**Input records**
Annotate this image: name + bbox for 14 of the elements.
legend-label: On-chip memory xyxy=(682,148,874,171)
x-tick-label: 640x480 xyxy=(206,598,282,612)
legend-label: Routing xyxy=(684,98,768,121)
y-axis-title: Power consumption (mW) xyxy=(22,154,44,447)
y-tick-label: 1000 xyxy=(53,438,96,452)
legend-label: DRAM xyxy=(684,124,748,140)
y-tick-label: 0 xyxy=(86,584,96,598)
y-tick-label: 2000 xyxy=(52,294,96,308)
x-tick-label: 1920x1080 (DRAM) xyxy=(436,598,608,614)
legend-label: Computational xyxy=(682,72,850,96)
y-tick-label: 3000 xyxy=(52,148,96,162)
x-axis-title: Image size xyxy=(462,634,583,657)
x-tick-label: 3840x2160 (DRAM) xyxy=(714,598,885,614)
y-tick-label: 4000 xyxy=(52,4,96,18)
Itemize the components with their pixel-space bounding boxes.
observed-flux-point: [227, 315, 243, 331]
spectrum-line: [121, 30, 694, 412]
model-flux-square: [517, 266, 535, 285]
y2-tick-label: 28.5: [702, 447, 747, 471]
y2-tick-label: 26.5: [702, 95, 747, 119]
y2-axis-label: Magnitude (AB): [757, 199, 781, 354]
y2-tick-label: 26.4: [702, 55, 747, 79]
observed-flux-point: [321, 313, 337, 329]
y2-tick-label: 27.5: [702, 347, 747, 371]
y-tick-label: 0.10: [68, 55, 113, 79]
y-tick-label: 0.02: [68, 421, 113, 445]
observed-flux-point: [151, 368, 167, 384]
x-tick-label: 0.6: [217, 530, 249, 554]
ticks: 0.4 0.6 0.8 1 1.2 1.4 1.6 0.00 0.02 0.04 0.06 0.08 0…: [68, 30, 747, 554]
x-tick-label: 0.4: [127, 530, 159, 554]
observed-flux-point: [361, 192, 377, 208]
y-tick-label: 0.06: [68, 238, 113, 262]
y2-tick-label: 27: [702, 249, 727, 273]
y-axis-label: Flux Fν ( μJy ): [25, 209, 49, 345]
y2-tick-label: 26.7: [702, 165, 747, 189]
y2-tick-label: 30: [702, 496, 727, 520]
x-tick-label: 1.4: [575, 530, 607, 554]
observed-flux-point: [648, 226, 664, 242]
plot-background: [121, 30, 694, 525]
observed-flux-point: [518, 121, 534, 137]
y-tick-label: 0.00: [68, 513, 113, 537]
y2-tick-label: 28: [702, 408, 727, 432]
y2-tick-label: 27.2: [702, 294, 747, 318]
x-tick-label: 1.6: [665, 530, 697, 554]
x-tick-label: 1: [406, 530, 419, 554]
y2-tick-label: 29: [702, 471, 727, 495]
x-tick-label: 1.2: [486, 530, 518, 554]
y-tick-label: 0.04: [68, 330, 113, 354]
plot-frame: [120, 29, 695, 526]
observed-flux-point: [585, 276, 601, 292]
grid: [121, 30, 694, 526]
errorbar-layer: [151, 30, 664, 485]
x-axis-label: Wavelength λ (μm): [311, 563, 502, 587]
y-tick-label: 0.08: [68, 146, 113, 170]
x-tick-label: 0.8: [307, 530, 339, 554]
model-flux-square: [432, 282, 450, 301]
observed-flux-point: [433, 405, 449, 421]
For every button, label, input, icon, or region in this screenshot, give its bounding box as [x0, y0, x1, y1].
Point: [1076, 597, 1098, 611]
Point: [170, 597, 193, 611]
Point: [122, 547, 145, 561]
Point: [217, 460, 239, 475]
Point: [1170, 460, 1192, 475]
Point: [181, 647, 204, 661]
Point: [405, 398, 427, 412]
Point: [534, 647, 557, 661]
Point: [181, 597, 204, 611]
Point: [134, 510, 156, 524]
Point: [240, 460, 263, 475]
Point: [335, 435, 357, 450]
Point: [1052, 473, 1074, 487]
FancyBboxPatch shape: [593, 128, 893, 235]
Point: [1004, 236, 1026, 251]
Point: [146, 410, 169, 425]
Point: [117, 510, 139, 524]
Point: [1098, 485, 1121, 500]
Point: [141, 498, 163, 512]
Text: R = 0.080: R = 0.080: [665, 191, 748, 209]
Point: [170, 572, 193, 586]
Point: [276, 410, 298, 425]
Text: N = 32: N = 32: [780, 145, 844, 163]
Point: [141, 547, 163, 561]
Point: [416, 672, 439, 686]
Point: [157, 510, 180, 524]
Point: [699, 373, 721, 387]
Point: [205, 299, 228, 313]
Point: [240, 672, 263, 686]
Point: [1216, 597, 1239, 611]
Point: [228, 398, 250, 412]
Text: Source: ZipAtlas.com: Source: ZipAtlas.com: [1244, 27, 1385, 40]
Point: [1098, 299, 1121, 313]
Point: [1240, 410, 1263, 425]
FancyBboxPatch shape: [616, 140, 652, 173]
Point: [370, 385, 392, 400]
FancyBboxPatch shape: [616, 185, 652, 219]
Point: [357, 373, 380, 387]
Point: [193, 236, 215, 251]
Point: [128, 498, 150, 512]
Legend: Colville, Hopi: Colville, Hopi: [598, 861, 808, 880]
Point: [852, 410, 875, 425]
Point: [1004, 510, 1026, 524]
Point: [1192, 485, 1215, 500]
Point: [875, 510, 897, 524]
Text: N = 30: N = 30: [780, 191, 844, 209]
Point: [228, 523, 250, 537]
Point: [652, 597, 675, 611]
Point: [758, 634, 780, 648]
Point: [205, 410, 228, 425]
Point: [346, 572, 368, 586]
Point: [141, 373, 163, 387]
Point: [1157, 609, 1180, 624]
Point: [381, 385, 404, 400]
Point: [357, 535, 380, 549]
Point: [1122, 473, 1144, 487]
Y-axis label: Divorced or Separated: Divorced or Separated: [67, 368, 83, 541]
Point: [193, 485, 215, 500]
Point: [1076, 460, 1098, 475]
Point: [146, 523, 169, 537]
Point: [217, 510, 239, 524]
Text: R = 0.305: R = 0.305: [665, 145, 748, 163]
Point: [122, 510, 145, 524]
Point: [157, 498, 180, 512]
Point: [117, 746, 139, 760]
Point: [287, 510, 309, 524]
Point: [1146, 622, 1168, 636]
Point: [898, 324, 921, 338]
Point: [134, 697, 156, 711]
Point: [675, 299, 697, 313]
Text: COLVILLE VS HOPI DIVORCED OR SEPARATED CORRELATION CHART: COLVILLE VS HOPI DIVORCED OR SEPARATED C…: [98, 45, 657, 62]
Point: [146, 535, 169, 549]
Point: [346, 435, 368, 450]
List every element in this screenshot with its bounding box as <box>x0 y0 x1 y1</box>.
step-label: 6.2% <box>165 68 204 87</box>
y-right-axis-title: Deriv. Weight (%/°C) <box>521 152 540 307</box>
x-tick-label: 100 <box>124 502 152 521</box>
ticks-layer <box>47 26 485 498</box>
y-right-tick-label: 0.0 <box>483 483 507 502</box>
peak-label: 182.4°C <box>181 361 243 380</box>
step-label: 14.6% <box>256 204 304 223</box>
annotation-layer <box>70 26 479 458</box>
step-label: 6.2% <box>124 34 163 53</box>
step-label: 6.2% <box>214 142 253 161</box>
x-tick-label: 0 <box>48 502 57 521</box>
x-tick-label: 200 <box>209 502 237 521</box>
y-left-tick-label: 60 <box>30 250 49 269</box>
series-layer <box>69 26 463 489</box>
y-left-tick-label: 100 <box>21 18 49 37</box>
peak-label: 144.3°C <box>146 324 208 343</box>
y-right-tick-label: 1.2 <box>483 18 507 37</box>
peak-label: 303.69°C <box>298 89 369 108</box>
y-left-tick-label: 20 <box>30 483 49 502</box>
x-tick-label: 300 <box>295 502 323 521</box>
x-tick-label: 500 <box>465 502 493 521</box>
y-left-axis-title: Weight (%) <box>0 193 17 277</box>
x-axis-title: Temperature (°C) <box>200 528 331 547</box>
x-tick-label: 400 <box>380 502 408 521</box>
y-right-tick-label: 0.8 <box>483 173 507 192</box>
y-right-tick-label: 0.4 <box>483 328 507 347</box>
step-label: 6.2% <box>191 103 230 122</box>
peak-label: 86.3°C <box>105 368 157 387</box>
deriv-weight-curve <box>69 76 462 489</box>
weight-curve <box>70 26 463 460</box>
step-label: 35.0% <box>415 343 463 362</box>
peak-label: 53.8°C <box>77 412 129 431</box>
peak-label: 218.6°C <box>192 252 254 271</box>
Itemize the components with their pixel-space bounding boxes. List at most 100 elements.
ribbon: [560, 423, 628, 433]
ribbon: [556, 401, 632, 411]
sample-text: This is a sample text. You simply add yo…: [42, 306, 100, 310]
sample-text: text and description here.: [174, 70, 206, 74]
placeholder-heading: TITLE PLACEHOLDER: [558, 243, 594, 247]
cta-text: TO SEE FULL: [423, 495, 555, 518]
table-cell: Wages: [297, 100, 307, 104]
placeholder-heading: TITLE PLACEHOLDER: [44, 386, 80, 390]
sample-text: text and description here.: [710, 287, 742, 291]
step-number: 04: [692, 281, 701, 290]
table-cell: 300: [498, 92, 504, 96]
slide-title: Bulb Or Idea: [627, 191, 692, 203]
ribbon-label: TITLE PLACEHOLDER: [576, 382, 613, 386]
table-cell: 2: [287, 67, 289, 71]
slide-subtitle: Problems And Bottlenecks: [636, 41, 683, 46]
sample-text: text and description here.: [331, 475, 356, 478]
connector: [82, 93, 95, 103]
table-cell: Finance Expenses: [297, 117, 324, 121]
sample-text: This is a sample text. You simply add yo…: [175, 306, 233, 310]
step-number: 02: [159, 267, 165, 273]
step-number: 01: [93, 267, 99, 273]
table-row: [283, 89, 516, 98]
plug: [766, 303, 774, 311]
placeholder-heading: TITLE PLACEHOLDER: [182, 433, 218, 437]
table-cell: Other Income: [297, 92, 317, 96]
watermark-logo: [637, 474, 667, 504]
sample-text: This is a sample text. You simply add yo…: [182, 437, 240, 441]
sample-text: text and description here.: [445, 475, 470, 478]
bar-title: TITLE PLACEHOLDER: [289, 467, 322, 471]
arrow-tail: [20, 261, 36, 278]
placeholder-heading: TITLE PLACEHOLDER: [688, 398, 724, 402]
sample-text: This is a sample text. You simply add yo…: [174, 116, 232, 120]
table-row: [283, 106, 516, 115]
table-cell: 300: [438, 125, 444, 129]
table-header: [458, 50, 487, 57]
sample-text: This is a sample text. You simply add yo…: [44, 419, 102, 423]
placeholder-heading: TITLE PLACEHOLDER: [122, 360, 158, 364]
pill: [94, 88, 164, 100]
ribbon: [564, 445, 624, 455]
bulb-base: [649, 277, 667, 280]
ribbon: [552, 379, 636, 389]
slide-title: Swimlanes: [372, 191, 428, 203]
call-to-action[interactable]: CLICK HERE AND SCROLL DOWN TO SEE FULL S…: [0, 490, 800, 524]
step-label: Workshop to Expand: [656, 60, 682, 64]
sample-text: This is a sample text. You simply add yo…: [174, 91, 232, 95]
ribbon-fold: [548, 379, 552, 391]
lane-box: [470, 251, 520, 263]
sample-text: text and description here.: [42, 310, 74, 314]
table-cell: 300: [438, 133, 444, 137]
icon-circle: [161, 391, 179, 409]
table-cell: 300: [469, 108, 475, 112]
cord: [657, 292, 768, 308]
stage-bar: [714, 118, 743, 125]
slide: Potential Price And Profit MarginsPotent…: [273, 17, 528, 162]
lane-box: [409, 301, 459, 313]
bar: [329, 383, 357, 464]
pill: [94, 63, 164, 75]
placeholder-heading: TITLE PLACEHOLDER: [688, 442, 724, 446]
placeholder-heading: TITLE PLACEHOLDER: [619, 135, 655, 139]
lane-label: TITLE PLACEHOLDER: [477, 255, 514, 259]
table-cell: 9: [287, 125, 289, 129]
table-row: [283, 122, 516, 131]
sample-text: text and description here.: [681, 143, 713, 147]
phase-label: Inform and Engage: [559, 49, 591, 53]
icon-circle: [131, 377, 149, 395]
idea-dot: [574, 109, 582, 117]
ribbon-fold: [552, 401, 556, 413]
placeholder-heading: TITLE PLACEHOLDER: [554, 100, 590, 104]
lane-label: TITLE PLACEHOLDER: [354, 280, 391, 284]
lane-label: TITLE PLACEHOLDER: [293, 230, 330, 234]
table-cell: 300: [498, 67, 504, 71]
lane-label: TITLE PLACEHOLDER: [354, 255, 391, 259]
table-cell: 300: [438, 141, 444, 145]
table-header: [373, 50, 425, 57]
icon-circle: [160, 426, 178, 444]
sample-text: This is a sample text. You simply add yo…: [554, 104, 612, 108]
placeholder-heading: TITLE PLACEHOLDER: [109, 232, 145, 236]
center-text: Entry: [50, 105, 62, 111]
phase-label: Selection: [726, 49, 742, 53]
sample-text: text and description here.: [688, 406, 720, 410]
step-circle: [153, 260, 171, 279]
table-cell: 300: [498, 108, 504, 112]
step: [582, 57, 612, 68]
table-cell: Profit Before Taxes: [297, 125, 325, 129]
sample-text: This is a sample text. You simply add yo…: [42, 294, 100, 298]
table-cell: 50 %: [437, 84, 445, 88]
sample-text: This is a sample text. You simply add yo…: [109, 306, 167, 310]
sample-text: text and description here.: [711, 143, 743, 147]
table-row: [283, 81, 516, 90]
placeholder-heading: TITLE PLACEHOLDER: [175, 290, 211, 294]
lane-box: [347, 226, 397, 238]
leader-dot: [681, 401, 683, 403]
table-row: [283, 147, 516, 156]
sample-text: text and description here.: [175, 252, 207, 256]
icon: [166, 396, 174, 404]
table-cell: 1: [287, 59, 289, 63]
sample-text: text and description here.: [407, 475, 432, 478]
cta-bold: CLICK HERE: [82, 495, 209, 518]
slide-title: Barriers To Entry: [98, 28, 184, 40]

**Set exercise**
Print the records word for word, from the first line through the line that contains "x-tick-label: 1.2: [486, 530, 518, 554]".

**Answer to this problem**
Annotate this image: name + bbox for 14 of the elements.
legend-label: On-chip memory xyxy=(682,148,874,171)
x-tick-label: 640x480 xyxy=(206,598,282,612)
legend-label: Routing xyxy=(684,98,768,121)
y-axis-title: Power consumption (mW) xyxy=(22,154,44,447)
y-tick-label: 1000 xyxy=(53,438,96,452)
legend-label: DRAM xyxy=(684,124,748,140)
y-tick-label: 0 xyxy=(86,584,96,598)
y-tick-label: 2000 xyxy=(52,294,96,308)
x-tick-label: 1920x1080 (DRAM) xyxy=(436,598,608,614)
legend-label: Computational xyxy=(682,72,850,96)
y-tick-label: 3000 xyxy=(52,148,96,162)
x-axis-title: Image size xyxy=(462,634,583,657)
x-tick-label: 3840x2160 (DRAM) xyxy=(714,598,885,614)
y-tick-label: 4000 xyxy=(52,4,96,18)
Itemize the components with their pixel-space bounding boxes.
observed-flux-point: [227, 315, 243, 331]
spectrum-line: [121, 30, 694, 412]
model-flux-square: [517, 266, 535, 285]
y2-tick-label: 28.5: [702, 447, 747, 471]
y2-tick-label: 26.5: [702, 95, 747, 119]
y2-axis-label: Magnitude (AB): [757, 199, 781, 354]
y2-tick-label: 26.4: [702, 55, 747, 79]
observed-flux-point: [321, 313, 337, 329]
y2-tick-label: 27.5: [702, 347, 747, 371]
y-tick-label: 0.10: [68, 55, 113, 79]
y-tick-label: 0.02: [68, 421, 113, 445]
observed-flux-point: [151, 368, 167, 384]
x-tick-label: 0.6: [217, 530, 249, 554]
ticks: 0.4 0.6 0.8 1 1.2 1.4 1.6 0.00 0.02 0.04 0.06 0.08 0…: [68, 30, 747, 554]
x-tick-label: 0.4: [127, 530, 159, 554]
observed-flux-point: [361, 192, 377, 208]
y-tick-label: 0.06: [68, 238, 113, 262]
y2-tick-label: 27: [702, 249, 727, 273]
y-axis-label: Flux Fν ( μJy ): [25, 209, 49, 345]
y2-tick-label: 26.7: [702, 165, 747, 189]
y2-tick-label: 30: [702, 496, 727, 520]
x-tick-label: 1.4: [575, 530, 607, 554]
observed-flux-point: [648, 226, 664, 242]
plot-background: [121, 30, 694, 525]
observed-flux-point: [518, 121, 534, 137]
y-tick-label: 0.00: [68, 513, 113, 537]
y2-tick-label: 28: [702, 408, 727, 432]
y2-tick-label: 27.2: [702, 294, 747, 318]
x-tick-label: 1.6: [665, 530, 697, 554]
x-tick-label: 1: [406, 530, 419, 554]
y2-tick-label: 29: [702, 471, 727, 495]
x-tick-label: 1.2: [486, 530, 518, 554]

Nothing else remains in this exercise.